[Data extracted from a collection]
***
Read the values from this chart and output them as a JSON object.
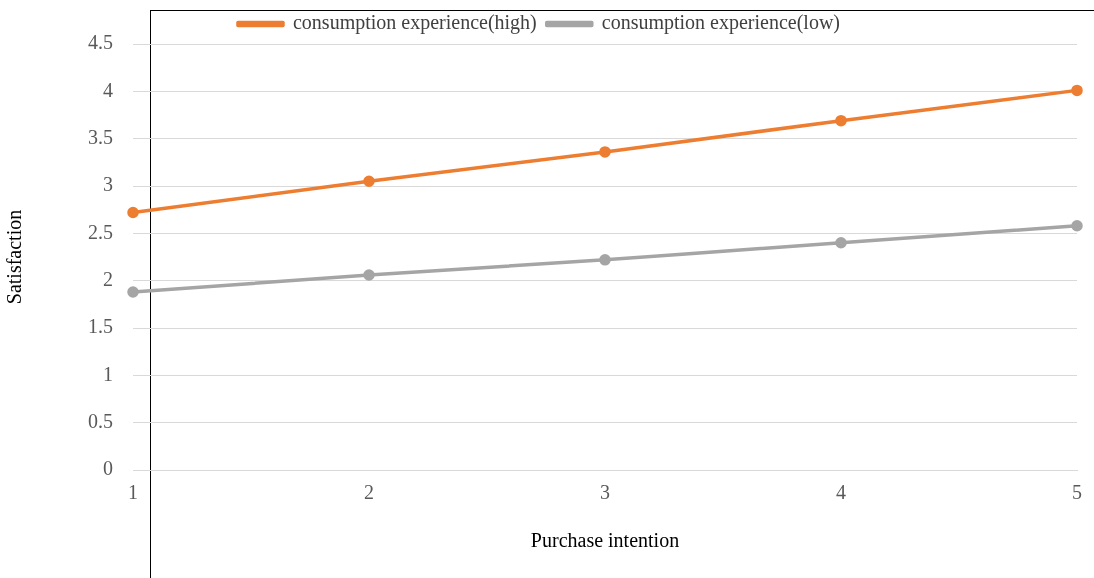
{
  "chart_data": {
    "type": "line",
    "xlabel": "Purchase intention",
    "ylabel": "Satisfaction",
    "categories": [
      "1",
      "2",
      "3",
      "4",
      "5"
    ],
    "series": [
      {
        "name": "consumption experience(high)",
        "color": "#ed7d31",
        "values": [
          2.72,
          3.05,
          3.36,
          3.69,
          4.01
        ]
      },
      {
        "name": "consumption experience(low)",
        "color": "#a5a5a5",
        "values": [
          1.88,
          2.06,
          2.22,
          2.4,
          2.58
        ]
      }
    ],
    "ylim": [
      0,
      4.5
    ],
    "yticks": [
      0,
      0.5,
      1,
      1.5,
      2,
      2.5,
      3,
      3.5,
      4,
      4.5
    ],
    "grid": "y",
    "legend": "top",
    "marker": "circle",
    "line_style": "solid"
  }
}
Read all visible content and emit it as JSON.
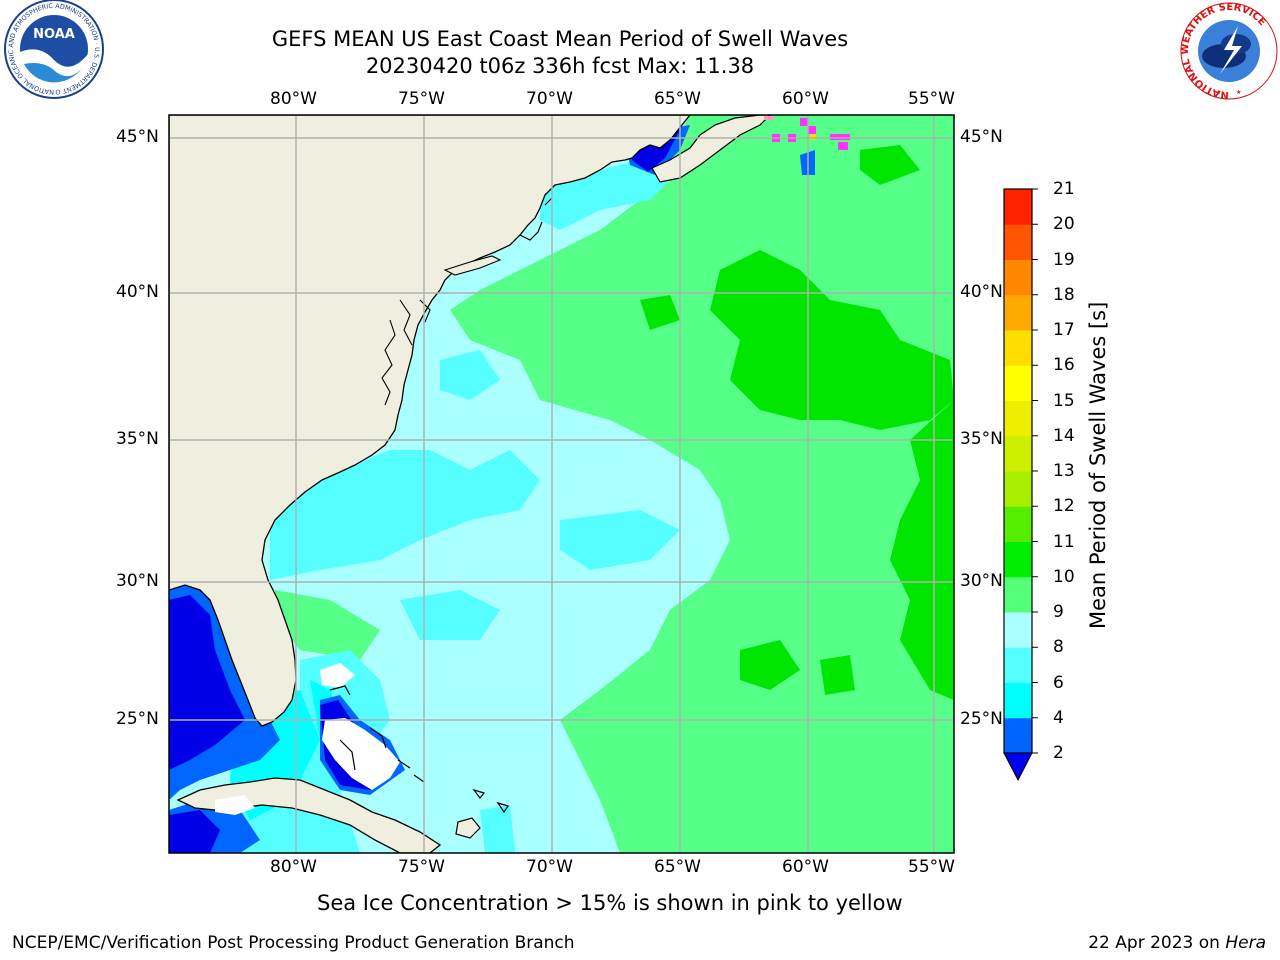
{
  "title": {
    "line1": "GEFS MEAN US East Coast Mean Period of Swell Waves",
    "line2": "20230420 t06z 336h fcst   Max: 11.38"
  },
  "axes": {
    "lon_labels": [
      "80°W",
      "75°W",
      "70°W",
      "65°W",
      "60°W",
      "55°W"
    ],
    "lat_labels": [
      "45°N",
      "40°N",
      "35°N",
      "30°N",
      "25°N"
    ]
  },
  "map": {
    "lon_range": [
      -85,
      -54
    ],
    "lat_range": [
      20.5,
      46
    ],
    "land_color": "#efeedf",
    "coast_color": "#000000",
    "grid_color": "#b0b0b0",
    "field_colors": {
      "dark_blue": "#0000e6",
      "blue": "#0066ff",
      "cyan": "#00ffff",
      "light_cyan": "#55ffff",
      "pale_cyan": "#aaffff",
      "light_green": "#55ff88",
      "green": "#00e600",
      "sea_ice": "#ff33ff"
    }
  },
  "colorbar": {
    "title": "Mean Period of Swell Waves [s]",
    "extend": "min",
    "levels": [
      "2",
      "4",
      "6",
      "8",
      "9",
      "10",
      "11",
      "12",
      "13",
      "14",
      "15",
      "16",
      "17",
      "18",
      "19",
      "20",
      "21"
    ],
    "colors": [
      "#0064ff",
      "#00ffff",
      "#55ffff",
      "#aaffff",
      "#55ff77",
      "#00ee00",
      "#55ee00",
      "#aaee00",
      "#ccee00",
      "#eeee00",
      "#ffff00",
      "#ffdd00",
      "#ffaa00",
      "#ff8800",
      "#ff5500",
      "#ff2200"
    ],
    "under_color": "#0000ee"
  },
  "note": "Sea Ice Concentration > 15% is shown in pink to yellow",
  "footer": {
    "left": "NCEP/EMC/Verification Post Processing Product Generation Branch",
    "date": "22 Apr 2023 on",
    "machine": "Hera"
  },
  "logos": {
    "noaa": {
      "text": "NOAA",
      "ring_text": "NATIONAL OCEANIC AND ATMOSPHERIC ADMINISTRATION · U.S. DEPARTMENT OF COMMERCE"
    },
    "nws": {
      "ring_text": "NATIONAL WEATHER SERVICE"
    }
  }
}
***
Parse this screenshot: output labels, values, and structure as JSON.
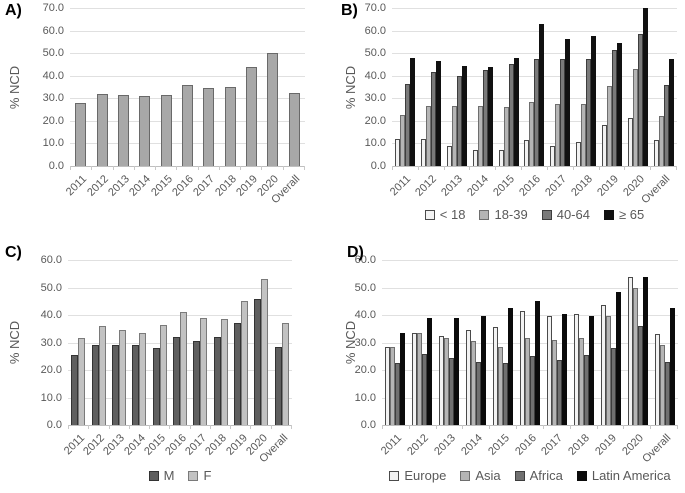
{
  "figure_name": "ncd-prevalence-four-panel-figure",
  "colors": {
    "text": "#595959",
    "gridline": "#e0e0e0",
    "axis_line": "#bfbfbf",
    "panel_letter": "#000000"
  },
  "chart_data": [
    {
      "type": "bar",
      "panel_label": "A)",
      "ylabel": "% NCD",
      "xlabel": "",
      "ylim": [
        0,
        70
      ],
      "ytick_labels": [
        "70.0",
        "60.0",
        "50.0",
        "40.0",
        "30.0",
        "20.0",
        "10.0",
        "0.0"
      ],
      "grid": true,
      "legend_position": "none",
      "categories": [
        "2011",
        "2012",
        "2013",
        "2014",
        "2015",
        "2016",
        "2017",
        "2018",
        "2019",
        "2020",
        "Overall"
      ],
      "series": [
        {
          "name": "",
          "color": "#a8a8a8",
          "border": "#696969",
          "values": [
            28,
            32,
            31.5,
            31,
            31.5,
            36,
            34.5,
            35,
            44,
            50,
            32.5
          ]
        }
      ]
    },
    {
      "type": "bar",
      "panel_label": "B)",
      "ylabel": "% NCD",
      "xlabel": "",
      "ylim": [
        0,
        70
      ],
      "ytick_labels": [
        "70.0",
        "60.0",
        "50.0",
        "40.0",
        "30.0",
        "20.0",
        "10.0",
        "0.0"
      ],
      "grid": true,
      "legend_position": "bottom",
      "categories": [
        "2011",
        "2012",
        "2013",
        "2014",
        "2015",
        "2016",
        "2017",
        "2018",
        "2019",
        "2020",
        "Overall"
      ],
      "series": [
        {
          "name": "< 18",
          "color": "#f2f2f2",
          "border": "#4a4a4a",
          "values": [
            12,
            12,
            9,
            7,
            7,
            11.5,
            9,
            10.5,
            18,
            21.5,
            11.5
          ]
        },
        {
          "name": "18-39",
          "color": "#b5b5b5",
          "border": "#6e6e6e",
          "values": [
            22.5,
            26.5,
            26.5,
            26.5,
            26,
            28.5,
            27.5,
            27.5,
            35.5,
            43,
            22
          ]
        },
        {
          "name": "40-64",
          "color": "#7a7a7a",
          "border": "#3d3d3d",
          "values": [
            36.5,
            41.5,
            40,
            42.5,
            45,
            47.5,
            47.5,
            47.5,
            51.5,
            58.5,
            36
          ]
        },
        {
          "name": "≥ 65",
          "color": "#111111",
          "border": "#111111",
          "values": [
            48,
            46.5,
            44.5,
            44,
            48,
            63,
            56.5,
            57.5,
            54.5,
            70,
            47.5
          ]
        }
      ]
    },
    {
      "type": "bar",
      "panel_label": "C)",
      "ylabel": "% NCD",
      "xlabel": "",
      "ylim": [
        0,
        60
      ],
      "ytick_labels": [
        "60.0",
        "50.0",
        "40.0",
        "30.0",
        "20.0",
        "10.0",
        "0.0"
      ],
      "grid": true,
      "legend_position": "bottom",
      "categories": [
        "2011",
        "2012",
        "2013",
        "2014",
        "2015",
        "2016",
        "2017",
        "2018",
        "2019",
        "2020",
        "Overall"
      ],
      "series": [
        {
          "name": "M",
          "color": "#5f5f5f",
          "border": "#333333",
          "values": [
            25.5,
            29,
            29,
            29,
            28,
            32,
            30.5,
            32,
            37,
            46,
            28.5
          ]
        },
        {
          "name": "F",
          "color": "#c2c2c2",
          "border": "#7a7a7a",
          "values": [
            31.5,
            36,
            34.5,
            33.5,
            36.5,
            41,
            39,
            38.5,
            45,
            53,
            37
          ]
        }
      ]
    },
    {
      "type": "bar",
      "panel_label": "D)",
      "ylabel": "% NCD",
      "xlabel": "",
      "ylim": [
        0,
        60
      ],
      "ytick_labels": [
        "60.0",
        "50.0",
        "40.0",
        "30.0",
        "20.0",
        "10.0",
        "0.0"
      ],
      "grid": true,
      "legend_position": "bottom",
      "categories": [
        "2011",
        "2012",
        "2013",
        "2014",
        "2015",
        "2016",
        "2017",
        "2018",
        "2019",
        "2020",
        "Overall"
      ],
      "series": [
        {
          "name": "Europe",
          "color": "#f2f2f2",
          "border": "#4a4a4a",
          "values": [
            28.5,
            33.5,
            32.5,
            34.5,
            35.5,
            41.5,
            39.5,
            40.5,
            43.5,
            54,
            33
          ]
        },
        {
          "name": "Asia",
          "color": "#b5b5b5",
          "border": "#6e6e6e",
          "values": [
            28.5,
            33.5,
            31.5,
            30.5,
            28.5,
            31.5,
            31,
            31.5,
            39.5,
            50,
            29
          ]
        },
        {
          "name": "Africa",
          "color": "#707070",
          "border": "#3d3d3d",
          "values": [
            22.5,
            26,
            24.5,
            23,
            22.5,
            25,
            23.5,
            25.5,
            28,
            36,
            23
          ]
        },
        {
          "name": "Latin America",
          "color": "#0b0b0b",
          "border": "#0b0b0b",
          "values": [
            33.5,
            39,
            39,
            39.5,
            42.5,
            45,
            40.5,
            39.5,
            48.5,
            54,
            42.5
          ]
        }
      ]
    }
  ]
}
***
_Instructions for the task:_ Select, from the listing, all lines that include the word "title".

_Expected output:_
  "title": {
    "title": "Mean Period of Swell Waves [s]",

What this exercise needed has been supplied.